Stored items from a collection:
——————
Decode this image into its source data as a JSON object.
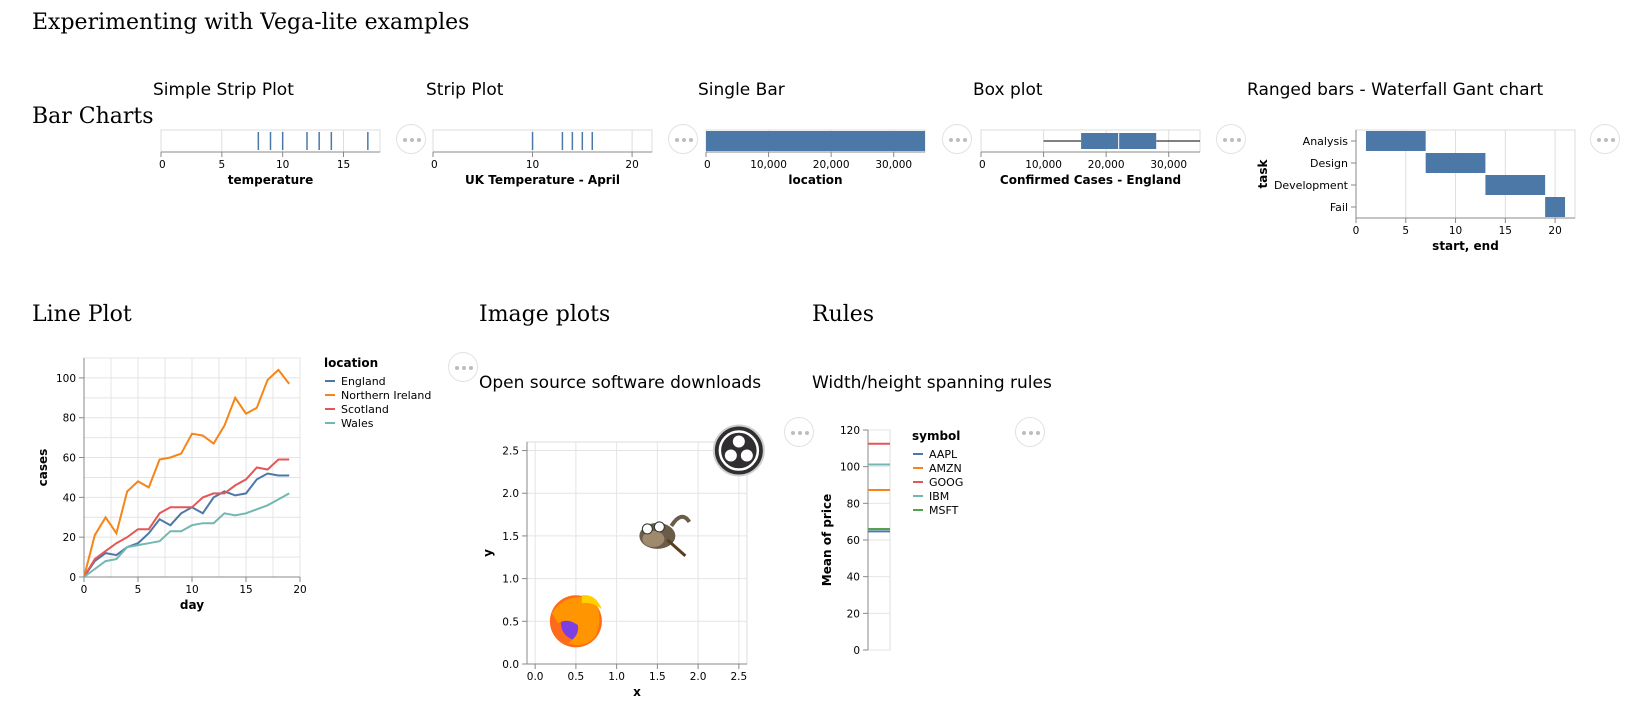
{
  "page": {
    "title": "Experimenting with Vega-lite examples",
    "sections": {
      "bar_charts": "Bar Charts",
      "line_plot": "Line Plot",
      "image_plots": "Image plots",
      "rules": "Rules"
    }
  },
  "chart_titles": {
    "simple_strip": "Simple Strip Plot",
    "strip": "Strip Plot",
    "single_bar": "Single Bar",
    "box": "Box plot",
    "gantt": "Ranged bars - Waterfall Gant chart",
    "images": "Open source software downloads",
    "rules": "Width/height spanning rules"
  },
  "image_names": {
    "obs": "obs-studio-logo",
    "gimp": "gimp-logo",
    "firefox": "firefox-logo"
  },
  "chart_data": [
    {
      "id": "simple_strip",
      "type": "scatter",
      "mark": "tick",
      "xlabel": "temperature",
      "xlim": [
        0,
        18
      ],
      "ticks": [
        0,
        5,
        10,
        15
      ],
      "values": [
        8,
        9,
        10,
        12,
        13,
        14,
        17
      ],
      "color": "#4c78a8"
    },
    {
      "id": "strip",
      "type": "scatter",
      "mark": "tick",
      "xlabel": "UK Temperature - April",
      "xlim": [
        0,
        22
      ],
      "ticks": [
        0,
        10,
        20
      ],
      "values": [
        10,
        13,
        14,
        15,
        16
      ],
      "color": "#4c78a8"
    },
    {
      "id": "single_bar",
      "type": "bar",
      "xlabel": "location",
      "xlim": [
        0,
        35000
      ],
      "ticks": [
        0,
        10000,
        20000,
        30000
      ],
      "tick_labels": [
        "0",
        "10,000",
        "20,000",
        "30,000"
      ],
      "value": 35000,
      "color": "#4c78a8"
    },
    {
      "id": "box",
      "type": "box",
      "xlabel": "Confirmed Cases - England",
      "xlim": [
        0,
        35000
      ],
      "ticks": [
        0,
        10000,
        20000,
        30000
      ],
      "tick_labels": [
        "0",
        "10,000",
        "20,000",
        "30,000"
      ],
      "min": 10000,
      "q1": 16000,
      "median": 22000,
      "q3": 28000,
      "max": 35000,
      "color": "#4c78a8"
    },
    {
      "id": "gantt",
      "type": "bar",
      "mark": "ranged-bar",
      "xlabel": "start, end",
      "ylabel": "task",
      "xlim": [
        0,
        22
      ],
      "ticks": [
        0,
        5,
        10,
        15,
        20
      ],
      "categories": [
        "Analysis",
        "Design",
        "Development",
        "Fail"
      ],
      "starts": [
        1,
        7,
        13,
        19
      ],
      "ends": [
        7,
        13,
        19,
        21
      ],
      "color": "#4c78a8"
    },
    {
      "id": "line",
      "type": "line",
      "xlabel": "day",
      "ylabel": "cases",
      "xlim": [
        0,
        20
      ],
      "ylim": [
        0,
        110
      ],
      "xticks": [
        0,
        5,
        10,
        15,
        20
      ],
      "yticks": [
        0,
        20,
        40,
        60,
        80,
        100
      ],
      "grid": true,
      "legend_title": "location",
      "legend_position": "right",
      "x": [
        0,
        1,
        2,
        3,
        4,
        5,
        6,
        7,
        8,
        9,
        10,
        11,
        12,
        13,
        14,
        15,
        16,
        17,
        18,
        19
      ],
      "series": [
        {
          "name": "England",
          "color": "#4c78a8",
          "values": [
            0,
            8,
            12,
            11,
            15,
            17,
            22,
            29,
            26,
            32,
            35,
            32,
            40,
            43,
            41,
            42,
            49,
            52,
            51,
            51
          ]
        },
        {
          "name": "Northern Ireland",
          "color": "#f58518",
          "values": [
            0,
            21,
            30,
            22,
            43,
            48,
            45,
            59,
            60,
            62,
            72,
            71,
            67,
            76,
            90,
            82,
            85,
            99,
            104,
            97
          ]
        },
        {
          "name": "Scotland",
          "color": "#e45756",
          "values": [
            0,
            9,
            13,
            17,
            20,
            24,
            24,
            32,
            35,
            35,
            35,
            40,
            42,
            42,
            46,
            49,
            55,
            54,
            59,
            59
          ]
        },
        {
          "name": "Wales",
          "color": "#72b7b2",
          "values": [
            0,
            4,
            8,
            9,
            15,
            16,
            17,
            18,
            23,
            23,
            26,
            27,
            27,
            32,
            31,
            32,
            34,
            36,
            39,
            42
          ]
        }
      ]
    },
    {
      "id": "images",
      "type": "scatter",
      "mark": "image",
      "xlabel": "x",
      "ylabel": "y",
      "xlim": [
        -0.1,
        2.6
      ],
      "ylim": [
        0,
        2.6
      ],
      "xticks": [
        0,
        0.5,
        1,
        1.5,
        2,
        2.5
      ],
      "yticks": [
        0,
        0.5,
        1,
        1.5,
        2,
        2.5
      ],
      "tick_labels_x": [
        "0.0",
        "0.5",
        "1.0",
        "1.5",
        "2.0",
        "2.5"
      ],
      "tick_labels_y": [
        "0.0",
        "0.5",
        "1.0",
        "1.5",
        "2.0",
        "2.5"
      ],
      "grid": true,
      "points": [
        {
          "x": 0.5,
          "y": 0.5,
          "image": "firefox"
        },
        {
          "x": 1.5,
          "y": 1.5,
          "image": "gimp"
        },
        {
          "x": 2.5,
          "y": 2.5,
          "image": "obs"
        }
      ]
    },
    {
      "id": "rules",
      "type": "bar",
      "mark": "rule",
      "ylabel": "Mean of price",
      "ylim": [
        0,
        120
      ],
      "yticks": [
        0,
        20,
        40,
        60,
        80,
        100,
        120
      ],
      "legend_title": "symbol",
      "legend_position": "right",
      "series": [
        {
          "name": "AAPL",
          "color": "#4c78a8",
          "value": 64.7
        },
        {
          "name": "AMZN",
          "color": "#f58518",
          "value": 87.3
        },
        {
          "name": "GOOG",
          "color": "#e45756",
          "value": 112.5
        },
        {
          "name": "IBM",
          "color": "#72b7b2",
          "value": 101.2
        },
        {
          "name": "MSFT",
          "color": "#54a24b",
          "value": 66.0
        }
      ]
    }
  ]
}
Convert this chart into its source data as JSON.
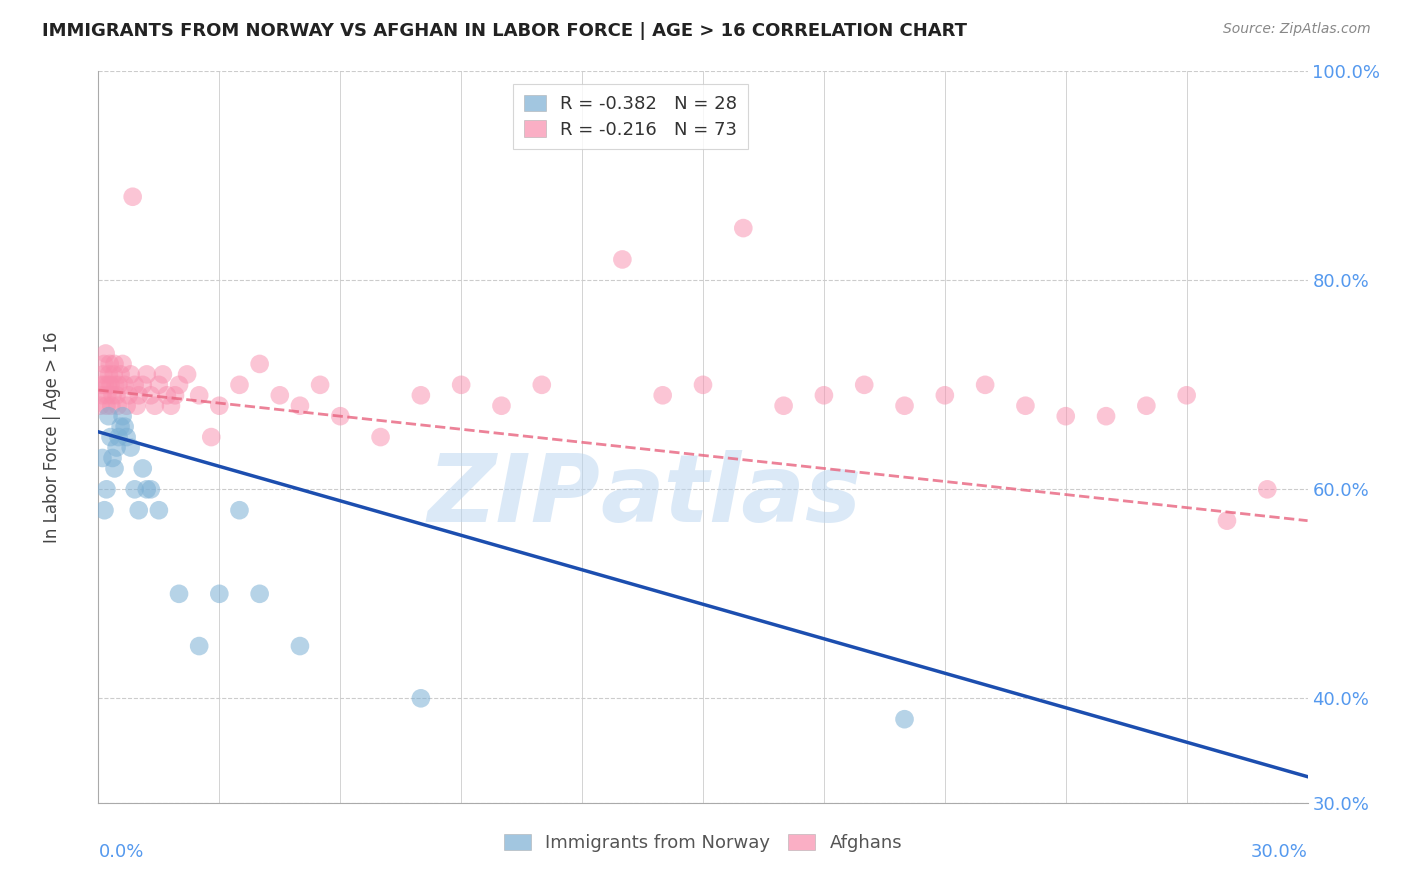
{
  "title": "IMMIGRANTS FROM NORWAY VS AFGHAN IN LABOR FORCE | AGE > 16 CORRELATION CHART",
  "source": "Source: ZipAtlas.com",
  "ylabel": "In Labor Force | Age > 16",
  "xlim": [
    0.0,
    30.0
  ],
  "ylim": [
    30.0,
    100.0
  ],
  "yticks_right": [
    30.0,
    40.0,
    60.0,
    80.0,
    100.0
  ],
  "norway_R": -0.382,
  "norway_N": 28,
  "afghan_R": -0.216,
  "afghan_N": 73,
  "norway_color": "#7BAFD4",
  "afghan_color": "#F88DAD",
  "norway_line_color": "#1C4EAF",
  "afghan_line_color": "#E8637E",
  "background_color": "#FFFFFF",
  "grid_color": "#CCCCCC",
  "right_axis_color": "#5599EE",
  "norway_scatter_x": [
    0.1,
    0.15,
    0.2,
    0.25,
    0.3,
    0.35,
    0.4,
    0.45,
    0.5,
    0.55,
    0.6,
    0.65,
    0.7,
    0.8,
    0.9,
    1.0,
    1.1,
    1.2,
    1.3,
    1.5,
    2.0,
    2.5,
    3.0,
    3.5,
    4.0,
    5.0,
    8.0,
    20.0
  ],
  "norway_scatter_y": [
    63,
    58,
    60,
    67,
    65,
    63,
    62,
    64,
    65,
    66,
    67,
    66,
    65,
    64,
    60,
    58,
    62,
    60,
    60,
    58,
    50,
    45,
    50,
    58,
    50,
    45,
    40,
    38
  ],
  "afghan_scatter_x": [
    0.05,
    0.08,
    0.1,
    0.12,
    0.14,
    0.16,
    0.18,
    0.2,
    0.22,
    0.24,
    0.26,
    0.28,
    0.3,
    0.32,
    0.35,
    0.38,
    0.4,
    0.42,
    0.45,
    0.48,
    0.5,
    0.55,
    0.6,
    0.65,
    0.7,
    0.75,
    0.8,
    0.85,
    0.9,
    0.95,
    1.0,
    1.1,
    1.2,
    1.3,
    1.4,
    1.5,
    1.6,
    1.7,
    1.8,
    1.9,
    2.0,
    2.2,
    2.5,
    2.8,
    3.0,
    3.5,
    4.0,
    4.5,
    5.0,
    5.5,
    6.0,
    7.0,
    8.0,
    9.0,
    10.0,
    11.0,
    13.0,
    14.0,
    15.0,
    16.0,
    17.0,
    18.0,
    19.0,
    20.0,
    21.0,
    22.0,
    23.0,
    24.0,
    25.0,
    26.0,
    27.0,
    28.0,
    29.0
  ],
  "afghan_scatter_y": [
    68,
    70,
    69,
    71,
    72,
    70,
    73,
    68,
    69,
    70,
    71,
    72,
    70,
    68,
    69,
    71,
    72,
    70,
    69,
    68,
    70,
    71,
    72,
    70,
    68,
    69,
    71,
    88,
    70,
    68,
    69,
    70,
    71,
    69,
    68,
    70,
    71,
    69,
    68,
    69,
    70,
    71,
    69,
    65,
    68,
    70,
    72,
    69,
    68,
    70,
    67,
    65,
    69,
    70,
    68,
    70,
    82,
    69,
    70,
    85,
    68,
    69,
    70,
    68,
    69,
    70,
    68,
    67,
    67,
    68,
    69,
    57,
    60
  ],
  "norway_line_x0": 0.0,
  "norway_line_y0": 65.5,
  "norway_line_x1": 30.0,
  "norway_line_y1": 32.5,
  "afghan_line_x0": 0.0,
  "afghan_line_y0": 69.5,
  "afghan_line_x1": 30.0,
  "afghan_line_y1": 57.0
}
——————
◆ **What this task involves**
Copy all the lines above that hold the string "into".

◆ **Response**
Decode this image into its source data as a JSON object.
Convert this chart into its source data as JSON.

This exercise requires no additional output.